# PROBLEM DESCRIPTION
Find every line with the word "characteristic" and give their count, nothing else.
--------------------
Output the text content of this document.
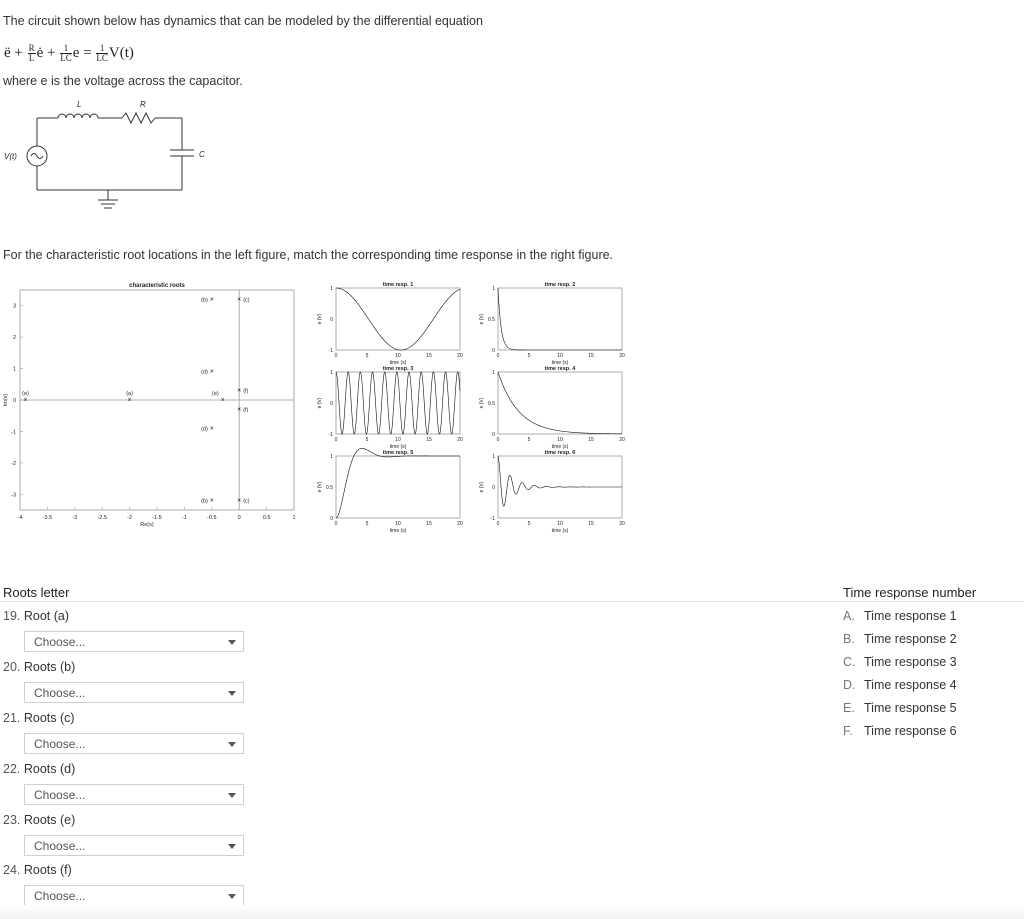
The circuit shown below has dynamics that can be modeled by the differential equation
ë + $\frac{R}{L}$ ė + $\frac{1}{LC}$ $e = \frac{1}{LC} V(t)$
where e is the voltage across the capacitor.
L	R
C
V(t)
For the characteristic root locations in the left figure, match the corresponding time response in the right figure.
characteristic roots
-4	-3.5	-3	-2.5	-2	-1.5	-1	-0.5	0	0.5	1
3
2
1
0
-1
-2
-3
Re(s)
Im(s) ×
(e)
×
(a)
×
(b)
×
(b)
× (c)
× (c)
×
(d)
×
(d)
×
(e)	× (f)
× (f)
time resp. 1
0	5	10	15	20
1
0
-1
time (s)
e (V)
time resp. 2
0	5	10	15	20
1
0.5
0
time (s)
e (V)
time resp. 3
0	5	10	15	20
1
0
-1
time (s)
e (V)
time resp. 4
0	5	10	15	20
1
0.5
0
time (s)
e (V)
time resp. 5
0	5	10	15	20
1
0.5
0
time (s)
e (V)
time resp. 6
0	5	10	15	20
1
0
-1
time (s)
e (V)
Roots letter	Time response number
19. Root (a)
Choose...
20. Roots (b)
Choose...
21. Roots (c)
Choose...
22. Roots (d)
Choose...
23. Roots (e)
Choose...
24. Roots (f)
Choose...
A. Time response 1
B. Time response 2
C. Time response 3
D. Time response 4
E. Time response 5
F. Time response 6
--------------------
# RESULT BELOW
2